• [The request]
Your copy of the material below should match it exactly, except that it holds no pictures.

# # # # #

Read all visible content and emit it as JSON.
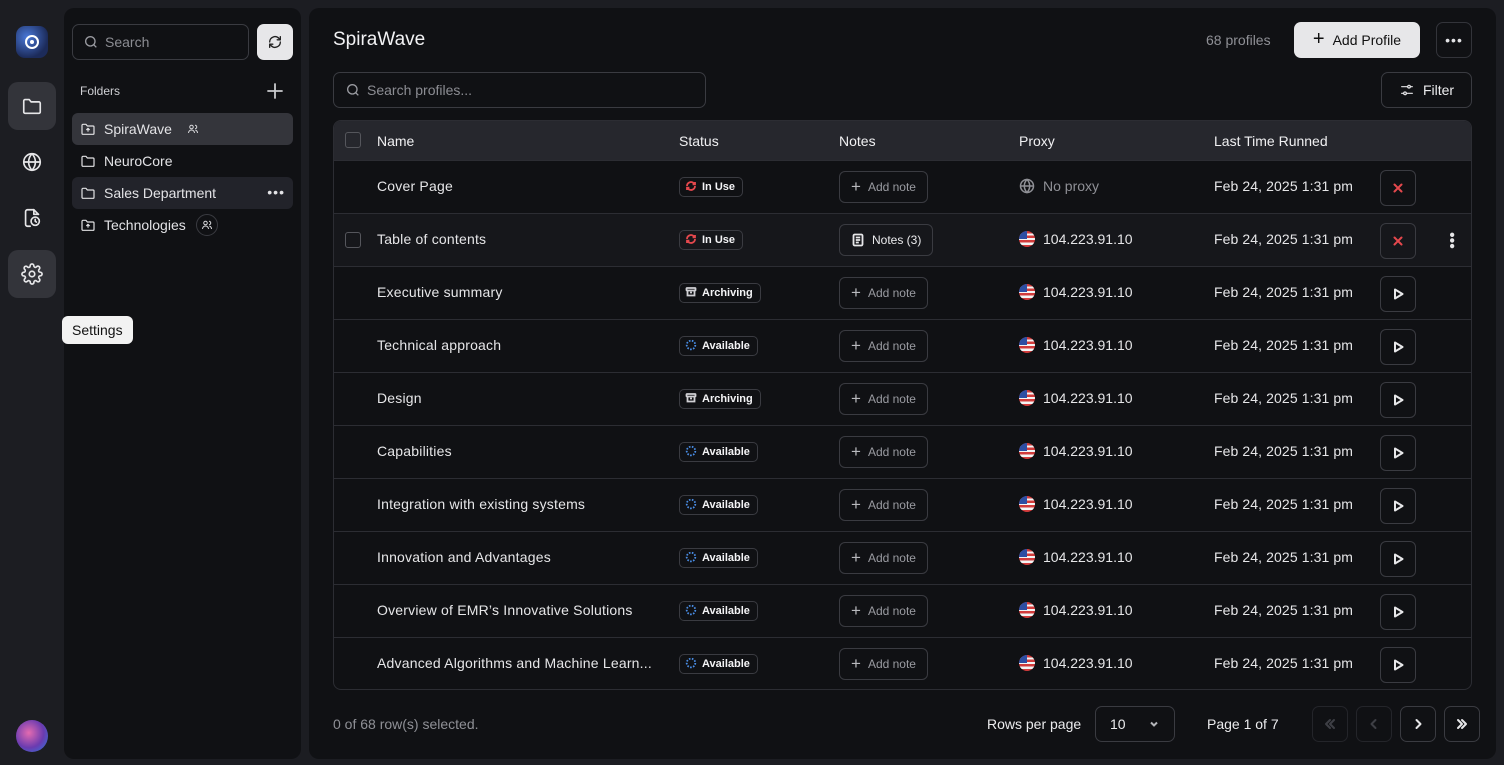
{
  "rail": {
    "tooltip": "Settings"
  },
  "folders": {
    "search_placeholder": "Search",
    "section_label": "Folders",
    "items": [
      {
        "label": "SpiraWave",
        "shared": true
      },
      {
        "label": "NeuroCore",
        "shared": false
      },
      {
        "label": "Sales Department",
        "shared": false
      },
      {
        "label": "Technologies",
        "shared": true
      }
    ]
  },
  "header": {
    "title": "SpiraWave",
    "profile_count": "68 profiles",
    "add_label": "Add Profile",
    "search_placeholder": "Search profiles...",
    "filter_label": "Filter"
  },
  "table": {
    "columns": [
      "Name",
      "Status",
      "Notes",
      "Proxy",
      "Last Time Runned"
    ],
    "rows": [
      {
        "name": "Cover Page",
        "status": "In Use",
        "note": "Add note",
        "proxy": "No proxy",
        "last": "Feb 24, 2025 1:31 pm",
        "action": "stop"
      },
      {
        "name": "Table of contents",
        "status": "In Use",
        "note": "Notes (3)",
        "proxy": "104.223.91.10",
        "last": "Feb 24, 2025 1:31 pm",
        "action": "stop"
      },
      {
        "name": "Executive summary",
        "status": "Archiving",
        "note": "Add note",
        "proxy": "104.223.91.10",
        "last": "Feb 24, 2025 1:31 pm",
        "action": "play"
      },
      {
        "name": "Technical approach",
        "status": "Available",
        "note": "Add note",
        "proxy": "104.223.91.10",
        "last": "Feb 24, 2025 1:31 pm",
        "action": "play"
      },
      {
        "name": "Design",
        "status": "Archiving",
        "note": "Add note",
        "proxy": "104.223.91.10",
        "last": "Feb 24, 2025 1:31 pm",
        "action": "play"
      },
      {
        "name": "Capabilities",
        "status": "Available",
        "note": "Add note",
        "proxy": "104.223.91.10",
        "last": "Feb 24, 2025 1:31 pm",
        "action": "play"
      },
      {
        "name": "Integration with existing systems",
        "status": "Available",
        "note": "Add note",
        "proxy": "104.223.91.10",
        "last": "Feb 24, 2025 1:31 pm",
        "action": "play"
      },
      {
        "name": "Innovation and Advantages",
        "status": "Available",
        "note": "Add note",
        "proxy": "104.223.91.10",
        "last": "Feb 24, 2025 1:31 pm",
        "action": "play"
      },
      {
        "name": "Overview of EMR’s Innovative Solutions",
        "status": "Available",
        "note": "Add note",
        "proxy": "104.223.91.10",
        "last": "Feb 24, 2025 1:31 pm",
        "action": "play"
      },
      {
        "name": "Advanced Algorithms and Machine Learn...",
        "status": "Available",
        "note": "Add note",
        "proxy": "104.223.91.10",
        "last": "Feb 24, 2025 1:31 pm",
        "action": "play"
      }
    ]
  },
  "footer": {
    "selection": "0 of 68 row(s) selected.",
    "rows_per_page_label": "Rows per page",
    "rows_per_page_value": "10",
    "page_info": "Page 1 of 7"
  },
  "colors": {
    "accent_red": "#e5484d",
    "in_use_icon": "#e5484d",
    "archiving_icon": "#d0d0d4",
    "available_icon": "#4a8fe8"
  },
  "icons": {
    "in_use": "refresh-icon",
    "archiving": "archive-icon",
    "available": "loader-icon"
  }
}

# # # # #

• [Exercise solution]
Read all visible content and emit it as JSON.
{
  "rail": {
    "tooltip": "Settings"
  },
  "folders": {
    "search_placeholder": "Search",
    "section_label": "Folders",
    "items": [
      {
        "label": "SpiraWave",
        "shared": true
      },
      {
        "label": "NeuroCore",
        "shared": false
      },
      {
        "label": "Sales Department",
        "shared": false
      },
      {
        "label": "Technologies",
        "shared": true
      }
    ]
  },
  "header": {
    "title": "SpiraWave",
    "profile_count": "68 profiles",
    "add_label": "Add Profile",
    "search_placeholder": "Search profiles...",
    "filter_label": "Filter"
  },
  "table": {
    "columns": [
      "Name",
      "Status",
      "Notes",
      "Proxy",
      "Last Time Runned"
    ],
    "rows": [
      {
        "name": "Cover Page",
        "status": "In Use",
        "note": "Add note",
        "proxy": "No proxy",
        "last": "Feb 24, 2025 1:31 pm",
        "action": "stop"
      },
      {
        "name": "Table of contents",
        "status": "In Use",
        "note": "Notes (3)",
        "proxy": "104.223.91.10",
        "last": "Feb 24, 2025 1:31 pm",
        "action": "stop"
      },
      {
        "name": "Executive summary",
        "status": "Archiving",
        "note": "Add note",
        "proxy": "104.223.91.10",
        "last": "Feb 24, 2025 1:31 pm",
        "action": "play"
      },
      {
        "name": "Technical approach",
        "status": "Available",
        "note": "Add note",
        "proxy": "104.223.91.10",
        "last": "Feb 24, 2025 1:31 pm",
        "action": "play"
      },
      {
        "name": "Design",
        "status": "Archiving",
        "note": "Add note",
        "proxy": "104.223.91.10",
        "last": "Feb 24, 2025 1:31 pm",
        "action": "play"
      },
      {
        "name": "Capabilities",
        "status": "Available",
        "note": "Add note",
        "proxy": "104.223.91.10",
        "last": "Feb 24, 2025 1:31 pm",
        "action": "play"
      },
      {
        "name": "Integration with existing systems",
        "status": "Available",
        "note": "Add note",
        "proxy": "104.223.91.10",
        "last": "Feb 24, 2025 1:31 pm",
        "action": "play"
      },
      {
        "name": "Innovation and Advantages",
        "status": "Available",
        "note": "Add note",
        "proxy": "104.223.91.10",
        "last": "Feb 24, 2025 1:31 pm",
        "action": "play"
      },
      {
        "name": "Overview of EMR’s Innovative Solutions",
        "status": "Available",
        "note": "Add note",
        "proxy": "104.223.91.10",
        "last": "Feb 24, 2025 1:31 pm",
        "action": "play"
      },
      {
        "name": "Advanced Algorithms and Machine Learn...",
        "status": "Available",
        "note": "Add note",
        "proxy": "104.223.91.10",
        "last": "Feb 24, 2025 1:31 pm",
        "action": "play"
      }
    ]
  },
  "footer": {
    "selection": "0 of 68 row(s) selected.",
    "rows_per_page_label": "Rows per page",
    "rows_per_page_value": "10",
    "page_info": "Page 1 of 7"
  },
  "colors": {
    "accent_red": "#e5484d",
    "in_use_icon": "#e5484d",
    "archiving_icon": "#d0d0d4",
    "available_icon": "#4a8fe8"
  },
  "icons": {
    "in_use": "refresh-icon",
    "archiving": "archive-icon",
    "available": "loader-icon"
  }
}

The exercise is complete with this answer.